(Task description) Your task is to gather the lines below that hold the string "bitfinex".

= = =

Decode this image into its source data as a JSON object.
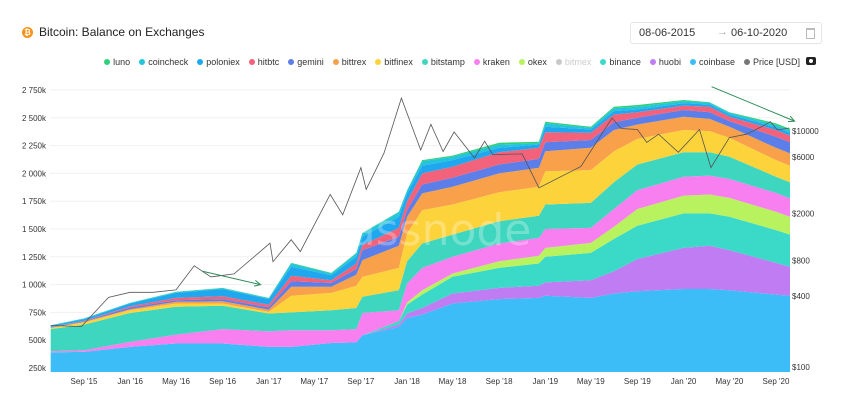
{
  "header": {
    "title": "Bitcoin: Balance on Exchanges",
    "icon": "bitcoin-icon"
  },
  "date_range": {
    "start": "08-06-2015",
    "separator": "→",
    "end": "06-10-2020",
    "icon": "calendar-icon"
  },
  "toolbar": {
    "screenshot_icon": "camera-icon"
  },
  "legend": [
    {
      "key": "luno",
      "label": "luno",
      "color": "#2fd07c",
      "enabled": true
    },
    {
      "key": "coincheck",
      "label": "coincheck",
      "color": "#23c4dc",
      "enabled": true
    },
    {
      "key": "poloniex",
      "label": "poloniex",
      "color": "#1fa7f0",
      "enabled": true
    },
    {
      "key": "hitbtc",
      "label": "hitbtc",
      "color": "#f2627a",
      "enabled": true
    },
    {
      "key": "gemini",
      "label": "gemini",
      "color": "#5b7ee8",
      "enabled": true
    },
    {
      "key": "bittrex",
      "label": "bittrex",
      "color": "#f8a04a",
      "enabled": true
    },
    {
      "key": "bitfinex",
      "label": "bitfinex",
      "color": "#fdd33c",
      "enabled": true
    },
    {
      "key": "bitstamp",
      "label": "bitstamp",
      "color": "#3ed6be",
      "enabled": true
    },
    {
      "key": "kraken",
      "label": "kraken",
      "color": "#f77ff0",
      "enabled": true
    },
    {
      "key": "okex",
      "label": "okex",
      "color": "#b8f25e",
      "enabled": true
    },
    {
      "key": "bitmex",
      "label": "bitmex",
      "color": "#c8c8c8",
      "enabled": false
    },
    {
      "key": "binance",
      "label": "binance",
      "color": "#3ad9c8",
      "enabled": true
    },
    {
      "key": "huobi",
      "label": "huobi",
      "color": "#c07cf2",
      "enabled": true
    },
    {
      "key": "coinbase",
      "label": "coinbase",
      "color": "#3dbdf7",
      "enabled": true
    },
    {
      "key": "price",
      "label": "Price [USD]",
      "color": "#777777",
      "enabled": true
    }
  ],
  "chart_data": {
    "type": "area",
    "stacked": true,
    "title": "Bitcoin: Balance on Exchanges",
    "watermark": "glassnode",
    "y_left": {
      "ticks": [
        "250k",
        "500k",
        "750k",
        "1 000k",
        "1 250k",
        "1 500k",
        "1 750k",
        "2 000k",
        "2 250k",
        "2 500k",
        "2 750k"
      ],
      "tick_values": [
        250,
        500,
        750,
        1000,
        1250,
        1500,
        1750,
        2000,
        2250,
        2500,
        2750
      ],
      "unit": "thousand BTC",
      "range": [
        250,
        2750
      ]
    },
    "y_right": {
      "scale": "log",
      "ticks": [
        "$100",
        "$400",
        "$800",
        "$2000",
        "$6000",
        "$10000"
      ],
      "tick_values": [
        100,
        400,
        800,
        2000,
        6000,
        10000
      ]
    },
    "x_axis": {
      "ticks": [
        "Sep '15",
        "Jan '16",
        "May '16",
        "Sep '16",
        "Jan '17",
        "May '17",
        "Sep '17",
        "Jan '18",
        "May '18",
        "Sep '18",
        "Jan '19",
        "May '19",
        "Sep '19",
        "Jan '20",
        "May '20",
        "Sep '20"
      ],
      "tick_dates": [
        "2015-09-01",
        "2016-01-01",
        "2016-05-01",
        "2016-09-01",
        "2017-01-01",
        "2017-05-01",
        "2017-09-01",
        "2018-01-01",
        "2018-05-01",
        "2018-09-01",
        "2019-01-01",
        "2019-05-01",
        "2019-09-01",
        "2020-01-01",
        "2020-05-01",
        "2020-09-01"
      ]
    },
    "grid": true,
    "legend_position": "top-right",
    "dates": [
      "2015-06-05",
      "2015-09-01",
      "2016-01-01",
      "2016-05-01",
      "2016-09-01",
      "2017-01-01",
      "2017-03-01",
      "2017-06-15",
      "2017-08-20",
      "2017-09-05",
      "2017-12-10",
      "2018-01-01",
      "2018-02-10",
      "2018-05-01",
      "2018-09-01",
      "2018-12-15",
      "2019-01-01",
      "2019-05-01",
      "2019-07-01",
      "2019-09-01",
      "2020-01-01",
      "2020-03-10",
      "2020-05-01",
      "2020-09-01",
      "2020-10-08"
    ],
    "series": [
      {
        "name": "coinbase",
        "values": [
          390,
          395,
          440,
          470,
          470,
          440,
          440,
          475,
          480,
          545,
          620,
          700,
          730,
          830,
          870,
          880,
          900,
          880,
          920,
          940,
          960,
          960,
          950,
          910,
          900
        ]
      },
      {
        "name": "huobi",
        "values": [
          0,
          0,
          0,
          0,
          0,
          0,
          0,
          0,
          0,
          0,
          20,
          40,
          60,
          90,
          100,
          110,
          120,
          160,
          200,
          290,
          370,
          390,
          360,
          285,
          260
        ]
      },
      {
        "name": "binance",
        "values": [
          0,
          0,
          0,
          0,
          0,
          0,
          0,
          0,
          0,
          0,
          30,
          80,
          120,
          150,
          180,
          200,
          230,
          245,
          290,
          300,
          310,
          290,
          300,
          295,
          290
        ]
      },
      {
        "name": "okex",
        "values": [
          0,
          0,
          0,
          0,
          0,
          0,
          0,
          0,
          0,
          0,
          0,
          20,
          40,
          30,
          60,
          70,
          80,
          90,
          110,
          150,
          160,
          170,
          170,
          165,
          160
        ]
      },
      {
        "name": "kraken",
        "values": [
          10,
          15,
          45,
          80,
          130,
          140,
          150,
          115,
          120,
          200,
          100,
          170,
          200,
          150,
          160,
          160,
          170,
          135,
          160,
          170,
          170,
          170,
          170,
          170,
          165
        ]
      },
      {
        "name": "bitstamp",
        "values": [
          200,
          230,
          260,
          250,
          210,
          160,
          160,
          180,
          190,
          145,
          180,
          200,
          220,
          200,
          200,
          200,
          220,
          225,
          240,
          230,
          220,
          210,
          200,
          145,
          145
        ]
      },
      {
        "name": "bitfinex",
        "values": [
          10,
          20,
          25,
          30,
          20,
          15,
          150,
          155,
          200,
          180,
          200,
          250,
          300,
          270,
          260,
          260,
          300,
          295,
          280,
          230,
          200,
          190,
          170,
          150,
          150
        ]
      },
      {
        "name": "bittrex",
        "values": [
          2,
          5,
          10,
          15,
          20,
          20,
          80,
          55,
          100,
          150,
          200,
          150,
          150,
          160,
          170,
          170,
          180,
          200,
          190,
          130,
          120,
          110,
          100,
          110,
          110
        ]
      },
      {
        "name": "gemini",
        "values": [
          5,
          5,
          15,
          15,
          20,
          20,
          50,
          35,
          50,
          90,
          80,
          60,
          80,
          80,
          80,
          80,
          80,
          70,
          70,
          60,
          60,
          60,
          50,
          100,
          100
        ]
      },
      {
        "name": "hitbtc",
        "values": [
          2,
          5,
          10,
          20,
          25,
          25,
          50,
          25,
          50,
          45,
          80,
          80,
          100,
          100,
          110,
          100,
          90,
          65,
          70,
          50,
          40,
          50,
          40,
          60,
          60
        ]
      },
      {
        "name": "poloniex",
        "values": [
          10,
          15,
          25,
          45,
          65,
          50,
          80,
          45,
          60,
          75,
          100,
          70,
          70,
          60,
          40,
          30,
          50,
          30,
          30,
          25,
          20,
          20,
          20,
          25,
          25
        ]
      },
      {
        "name": "coincheck",
        "values": [
          5,
          5,
          5,
          8,
          8,
          8,
          30,
          15,
          30,
          30,
          40,
          25,
          40,
          30,
          30,
          10,
          30,
          15,
          25,
          25,
          20,
          15,
          15,
          20,
          20
        ]
      },
      {
        "name": "luno",
        "values": [
          1,
          1,
          2,
          2,
          2,
          2,
          5,
          5,
          5,
          5,
          5,
          5,
          10,
          10,
          15,
          15,
          15,
          10,
          15,
          15,
          10,
          5,
          5,
          15,
          15
        ]
      }
    ],
    "price": {
      "name": "Price [USD]",
      "dates": [
        "2015-06-05",
        "2015-08-25",
        "2015-11-05",
        "2016-01-01",
        "2016-03-01",
        "2016-05-01",
        "2016-06-18",
        "2016-08-01",
        "2016-10-01",
        "2017-01-04",
        "2017-01-12",
        "2017-03-01",
        "2017-03-25",
        "2017-06-12",
        "2017-07-15",
        "2017-09-01",
        "2017-09-15",
        "2017-11-01",
        "2017-12-17",
        "2018-02-06",
        "2018-03-05",
        "2018-04-06",
        "2018-05-05",
        "2018-06-28",
        "2018-07-25",
        "2018-08-15",
        "2018-11-01",
        "2018-12-15",
        "2019-04-05",
        "2019-06-26",
        "2019-07-20",
        "2019-09-01",
        "2019-09-26",
        "2019-10-27",
        "2019-12-18",
        "2020-02-12",
        "2020-03-13",
        "2020-05-01",
        "2020-06-15",
        "2020-07-30",
        "2020-08-17",
        "2020-09-05",
        "2020-10-06"
      ],
      "values": [
        225,
        220,
        390,
        430,
        430,
        450,
        720,
        580,
        615,
        1120,
        780,
        1200,
        950,
        2900,
        1950,
        4900,
        3200,
        6500,
        19000,
        6900,
        11400,
        6700,
        9800,
        5900,
        8200,
        6300,
        6400,
        3300,
        5000,
        12900,
        10500,
        10300,
        8000,
        9400,
        6600,
        10300,
        4900,
        8800,
        9400,
        11100,
        12000,
        10200,
        10600
      ]
    },
    "annotations": [
      {
        "type": "arrow",
        "color": "#2e8b57",
        "from_date": "2016-07-10",
        "to_date": "2016-12-10",
        "from_value": 1120,
        "to_value": 1000,
        "axis": "left"
      },
      {
        "type": "arrow",
        "color": "#2e8b57",
        "from_date": "2020-03-15",
        "to_date": "2020-10-20",
        "from_value": 2780,
        "to_value": 2470,
        "axis": "left"
      }
    ]
  }
}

= = =

(Response to this exercise)
      "key": "bitfinex",
      "label": "bitfinex",
        "name": "bitfinex",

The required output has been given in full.